- _Цитируемый отрывок_:

Хата такая, что кошку за хвост негде дернуть.
— Умереть после всего пережитого было нелепо.
И умирая, он отказывался умереть.
Мыслить — прежде всего судить.
…Поле сражения лежало полукругом сбитых в войлок зелено-желтых пшеничных полей с черными следами бомб, костров и щелей, с брошенными кухнями и штабелями патронных ящиков вместо стогов. По дорогам медленно двигались группы отставших бойцов.
Заняв в 1941 году Вильнюс, немцы случайно захватили не успевший отойти эшелон с советскими ребятами. Поезд под охраной был поставлен на запасный путь. Спустя несколько дней железнодорожница Стефания Конкович, проходя к себе домой, услышала детский плач и крики. Она сразу поняла, что это из эшелона, и подошла поближе. Истомленные многодневным голодом и жаждой, дети истерически кричали, высовывались в окна, звали на помощь. Пьяный часовой бил их прикладом. За пять марок Конкович договорилась, что принесет детям несколько ведер воды, а за десять марок немец великодушно разрешил ей выбрать себе любого ребенка. Конкович выбрала четырехлетнюю девочку, едва держащуюся на ногах, и той же ночью известила соседей и знакомых, что каждая из них может сделать доброе дело — купить ребенка. Утром у нее в кармане было сто марок, и она вынесла по очереди десять ребят, но за следующих, если ей угодно будет приобретать и в дальнейшем, немец запросил теперь по пятнадцать марок и советовал поторопиться, пока не все дети умерли. Назавтра она купила еще двоих ребят, но потом знакомого немца сменили и все пути к страшному эшелону были отрезаны. Впрочем, его скоро куда-то убрали, потому что, очевидно, дети уже погибли. И вот однажды, когда ее не было дома, тот самый знакомый немец появился на ее улице — Витебской, что возле железнодорожного спуска, таща за собой на веревке мальчика лет семи. «Где тут покупательница этих чертей? — кричал он. — Покупайте скорей, а то я его все равно убью». Стефании не было, а без нее соседи побоялись вступить с немцем в переговоры. Чорт его знает, сегодня продает ребенка, а завтра выдаст покупателя гестапо. Тогда дети, игравшие на улице, стали умолять немца, чтобы он не убивал мальчика, собрали вскладчину десять марок и кусок сала и получили умирающего ребенка. Он прожил не более двух часов и был втихомолку погребен детьми же.

- _Фрагмент данных_:
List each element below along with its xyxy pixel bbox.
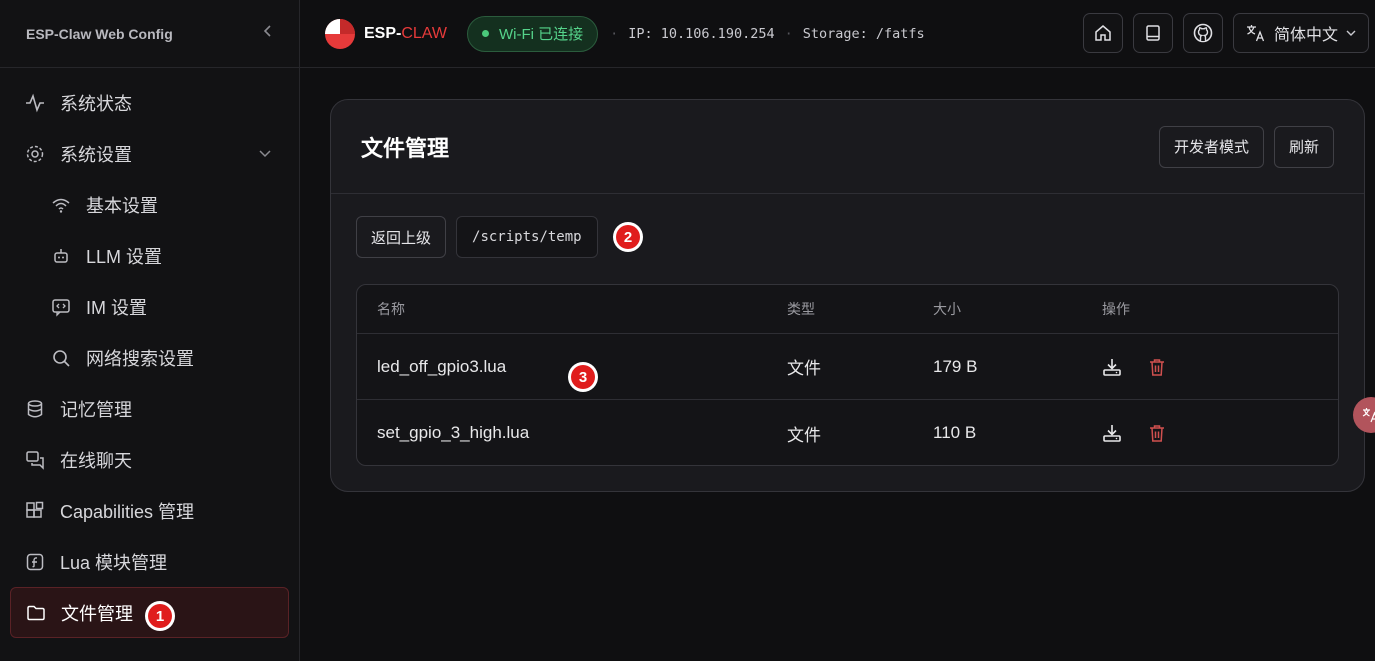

- _Задание 1_:
Ответьте на вопросы по цитируемому отрывку.
(a) Что, согласно описанию поля сражения, лежало вместо стогов?
(b) Какой город немцы заняли в 1941 году?
(c) На какой улице появился немец с мальчиком на веревке?
- _Задание 2_:
Определите, соответствует ли каждое утверждение цитируемому отрывку. Ответьте «да» или «нет» и приведите решающие слова отрывка.
(a) Конкович выбрала себе шестилетнего мальчика.
(b) Дети на улице собрали для немца десять марок и кусок сала.
(c) Мальчик, которого получили дети, остался жив.

- _Итоговый ответ 1_:
(a) Вместо стогов лежали штабеля патронных ящиков.
(b) Немцы заняли Вильнюс.
(c) Немец появился на Витебской улице.

- _Итоговый ответ 2_:
(a) Нет: «Конкович выбрала четырехлетнюю девочку, едва держащуюся на ногах».
(b) Да: «собрали вскладчину десять марок и кусок сала».
(c) Нет: «Он прожил не более двух часов».